(Beginning of Reading text)

The Student Room Group

Property law vs trust law

When you buy a house, my tutor said that you are holding it for trust for yourself. I understand how it works under co-ownership, but WHY would you hold it on trust for yourself when you're the sole legal owner? I came up with two possible theories, both of which seem wrong:
1) Before the transaction is complete (registration not yet done etc), you already have an equitable interest so in that sense, trust is established, but the trustee is still the seller and not you

2) You are the absolute legal owner, i.e. having the legal and equitable title. In equity, Trustees own the legal and beneficiaries own the equitable title. Because you have both, you are also both the trustee and the beneficiary.


Can any property law students/ property law practitioners please help? Thank you!
I didn't really understand the point of 2, but admittedly haven't studied equity or land law yet!

If this is true of houses, presumably it would be true of everything? i.e. I am the legal owner of my iphone, but if I wanted to it I could settle it on trust with myself as sole beneficiary and myself as trustee (making no difference at all to anything).

(End of Reading text)
(Beginning of Supplied entries)

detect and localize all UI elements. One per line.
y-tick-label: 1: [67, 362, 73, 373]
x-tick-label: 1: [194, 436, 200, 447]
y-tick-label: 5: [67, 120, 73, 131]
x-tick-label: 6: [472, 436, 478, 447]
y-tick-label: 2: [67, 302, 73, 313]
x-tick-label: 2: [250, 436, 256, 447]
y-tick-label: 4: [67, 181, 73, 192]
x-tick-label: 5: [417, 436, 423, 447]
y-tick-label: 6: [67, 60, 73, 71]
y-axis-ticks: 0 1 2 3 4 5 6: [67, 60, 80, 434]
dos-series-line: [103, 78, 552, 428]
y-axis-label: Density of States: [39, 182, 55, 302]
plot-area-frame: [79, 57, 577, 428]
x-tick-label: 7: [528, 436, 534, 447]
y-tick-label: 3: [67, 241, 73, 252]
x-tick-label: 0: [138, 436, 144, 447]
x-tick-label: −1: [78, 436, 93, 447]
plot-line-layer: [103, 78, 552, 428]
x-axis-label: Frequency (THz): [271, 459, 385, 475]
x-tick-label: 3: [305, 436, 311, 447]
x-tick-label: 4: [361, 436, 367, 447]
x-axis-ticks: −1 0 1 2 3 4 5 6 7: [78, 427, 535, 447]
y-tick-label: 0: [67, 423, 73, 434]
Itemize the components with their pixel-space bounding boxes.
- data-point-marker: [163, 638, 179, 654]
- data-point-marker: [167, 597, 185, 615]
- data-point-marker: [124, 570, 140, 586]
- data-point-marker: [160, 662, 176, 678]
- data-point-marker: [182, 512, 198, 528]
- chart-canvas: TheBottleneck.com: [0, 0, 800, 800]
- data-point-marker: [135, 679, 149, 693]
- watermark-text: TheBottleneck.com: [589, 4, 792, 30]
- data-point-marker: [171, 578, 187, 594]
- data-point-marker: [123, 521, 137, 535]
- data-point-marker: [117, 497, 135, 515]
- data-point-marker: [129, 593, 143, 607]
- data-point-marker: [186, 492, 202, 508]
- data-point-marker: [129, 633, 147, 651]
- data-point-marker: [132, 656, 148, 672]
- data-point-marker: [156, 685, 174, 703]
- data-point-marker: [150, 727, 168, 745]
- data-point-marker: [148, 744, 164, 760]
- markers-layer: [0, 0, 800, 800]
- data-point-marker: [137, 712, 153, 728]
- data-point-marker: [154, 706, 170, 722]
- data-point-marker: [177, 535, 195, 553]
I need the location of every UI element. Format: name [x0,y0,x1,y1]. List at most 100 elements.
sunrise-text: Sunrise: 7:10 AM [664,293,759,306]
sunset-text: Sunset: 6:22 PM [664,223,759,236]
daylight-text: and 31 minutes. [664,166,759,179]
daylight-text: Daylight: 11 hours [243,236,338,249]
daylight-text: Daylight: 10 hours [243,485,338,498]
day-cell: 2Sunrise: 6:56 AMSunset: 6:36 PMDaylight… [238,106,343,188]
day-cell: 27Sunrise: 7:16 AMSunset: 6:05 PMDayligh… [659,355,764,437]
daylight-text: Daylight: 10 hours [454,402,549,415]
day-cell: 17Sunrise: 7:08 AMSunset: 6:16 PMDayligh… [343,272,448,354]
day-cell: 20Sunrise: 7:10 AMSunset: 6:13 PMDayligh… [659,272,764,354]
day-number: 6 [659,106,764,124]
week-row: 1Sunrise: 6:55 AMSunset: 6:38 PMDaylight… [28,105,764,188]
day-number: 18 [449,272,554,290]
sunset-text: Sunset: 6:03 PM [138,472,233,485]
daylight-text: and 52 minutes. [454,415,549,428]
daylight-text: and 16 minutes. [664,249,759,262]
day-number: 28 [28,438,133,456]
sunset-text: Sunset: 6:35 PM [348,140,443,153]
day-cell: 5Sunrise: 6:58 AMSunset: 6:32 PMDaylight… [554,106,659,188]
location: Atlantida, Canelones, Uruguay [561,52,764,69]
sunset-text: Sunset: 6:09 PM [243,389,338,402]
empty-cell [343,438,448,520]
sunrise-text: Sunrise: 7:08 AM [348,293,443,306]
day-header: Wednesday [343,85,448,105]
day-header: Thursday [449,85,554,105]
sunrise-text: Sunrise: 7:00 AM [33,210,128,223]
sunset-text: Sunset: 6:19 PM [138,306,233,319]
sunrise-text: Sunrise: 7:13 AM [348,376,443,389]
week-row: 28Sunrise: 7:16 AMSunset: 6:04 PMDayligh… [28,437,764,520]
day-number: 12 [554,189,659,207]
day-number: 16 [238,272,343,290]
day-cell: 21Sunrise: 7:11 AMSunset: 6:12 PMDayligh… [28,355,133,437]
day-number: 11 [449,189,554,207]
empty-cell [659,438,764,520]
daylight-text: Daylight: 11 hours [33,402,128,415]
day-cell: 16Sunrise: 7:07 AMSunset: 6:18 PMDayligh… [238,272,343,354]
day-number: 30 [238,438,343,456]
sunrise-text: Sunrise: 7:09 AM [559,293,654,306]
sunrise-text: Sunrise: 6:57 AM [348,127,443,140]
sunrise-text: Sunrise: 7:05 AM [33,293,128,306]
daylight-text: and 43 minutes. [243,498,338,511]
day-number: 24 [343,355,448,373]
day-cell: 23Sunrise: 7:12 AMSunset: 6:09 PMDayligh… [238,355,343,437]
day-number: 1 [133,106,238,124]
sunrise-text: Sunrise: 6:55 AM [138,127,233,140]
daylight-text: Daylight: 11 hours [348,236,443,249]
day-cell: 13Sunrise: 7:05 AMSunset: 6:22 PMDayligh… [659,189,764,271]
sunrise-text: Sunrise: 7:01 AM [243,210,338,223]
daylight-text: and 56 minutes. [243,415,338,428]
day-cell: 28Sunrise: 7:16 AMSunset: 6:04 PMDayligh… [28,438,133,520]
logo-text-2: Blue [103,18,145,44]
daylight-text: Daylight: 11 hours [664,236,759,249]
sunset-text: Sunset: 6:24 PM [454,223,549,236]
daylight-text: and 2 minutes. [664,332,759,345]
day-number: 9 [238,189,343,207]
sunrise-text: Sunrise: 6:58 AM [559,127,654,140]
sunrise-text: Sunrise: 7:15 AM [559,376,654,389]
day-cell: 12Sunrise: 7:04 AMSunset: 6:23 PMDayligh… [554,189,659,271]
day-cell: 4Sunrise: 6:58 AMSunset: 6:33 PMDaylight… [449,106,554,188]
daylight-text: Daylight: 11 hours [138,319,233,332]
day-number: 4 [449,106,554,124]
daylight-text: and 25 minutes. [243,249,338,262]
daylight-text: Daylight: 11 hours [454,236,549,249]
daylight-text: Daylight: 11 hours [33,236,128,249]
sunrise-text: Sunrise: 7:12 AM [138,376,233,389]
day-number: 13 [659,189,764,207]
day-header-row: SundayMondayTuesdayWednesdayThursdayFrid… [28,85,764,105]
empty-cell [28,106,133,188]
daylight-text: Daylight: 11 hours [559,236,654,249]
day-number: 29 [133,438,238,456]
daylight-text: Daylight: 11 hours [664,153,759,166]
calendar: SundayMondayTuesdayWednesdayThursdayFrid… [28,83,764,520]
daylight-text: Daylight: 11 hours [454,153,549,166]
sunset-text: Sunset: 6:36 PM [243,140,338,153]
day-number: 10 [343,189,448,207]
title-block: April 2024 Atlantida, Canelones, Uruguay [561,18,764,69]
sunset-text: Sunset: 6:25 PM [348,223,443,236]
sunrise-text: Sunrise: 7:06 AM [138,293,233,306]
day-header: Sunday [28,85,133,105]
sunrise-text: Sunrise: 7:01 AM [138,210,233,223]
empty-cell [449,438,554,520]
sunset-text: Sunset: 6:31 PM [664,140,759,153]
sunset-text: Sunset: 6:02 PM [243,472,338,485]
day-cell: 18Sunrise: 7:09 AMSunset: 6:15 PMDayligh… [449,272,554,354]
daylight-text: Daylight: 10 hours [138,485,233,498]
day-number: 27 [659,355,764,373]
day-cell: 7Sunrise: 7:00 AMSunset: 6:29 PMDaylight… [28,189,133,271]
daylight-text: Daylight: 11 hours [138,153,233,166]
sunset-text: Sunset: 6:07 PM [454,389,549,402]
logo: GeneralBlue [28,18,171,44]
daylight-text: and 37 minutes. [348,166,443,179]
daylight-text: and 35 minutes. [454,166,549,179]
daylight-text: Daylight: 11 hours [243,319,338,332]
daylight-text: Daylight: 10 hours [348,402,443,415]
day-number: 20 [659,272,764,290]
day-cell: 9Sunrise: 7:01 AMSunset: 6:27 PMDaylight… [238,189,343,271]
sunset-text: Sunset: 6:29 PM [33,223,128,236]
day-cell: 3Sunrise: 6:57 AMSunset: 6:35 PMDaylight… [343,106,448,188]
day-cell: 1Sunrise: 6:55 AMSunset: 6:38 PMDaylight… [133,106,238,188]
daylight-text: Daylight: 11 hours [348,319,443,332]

(End of Supplied entries)

Assigned task A »
In the forum thread on property law versus trust law, who owns the legal title and who owns the equitable title, according to the second theory?
Assigned task B »
Continue the forum thread on property law versus trust law from where it stops.

Final answer A »
Trustees own the legal title, and beneficiaries own the equitable title.

Final answer B »
I had assumed that completely empty trusts like this would be treated as if they didn't exist at all - I don't really see the *point* of what your tutor is getting at. How could a trust where no legal or equitable title has passed do *anything*

Would be interested to see the answer myself, I can't see how they are correct.
Your tutor is wrong. You don't hold it on trust for yourself. A trust only occurs where there is a separation of beneficial and legal ownership. (Westdeutsche Landesbank, AC at para 669, 706 )
I'd lean more towards point 2 but I agree with Forum User - if it's only you, it's hard to see how there's any kind of trust. I think your tutor may be just trying to make the point that ownership can be legal and equitable and when you buy a house for yourself with no one else in the scenario, you must have legal and equitable ownership. But I wouldn't bother saying you're the trustee and beneficiary, you're just wasting words in an exam (this snide comment is directed at your tutor rather than you since I agree with your confusion :wink:)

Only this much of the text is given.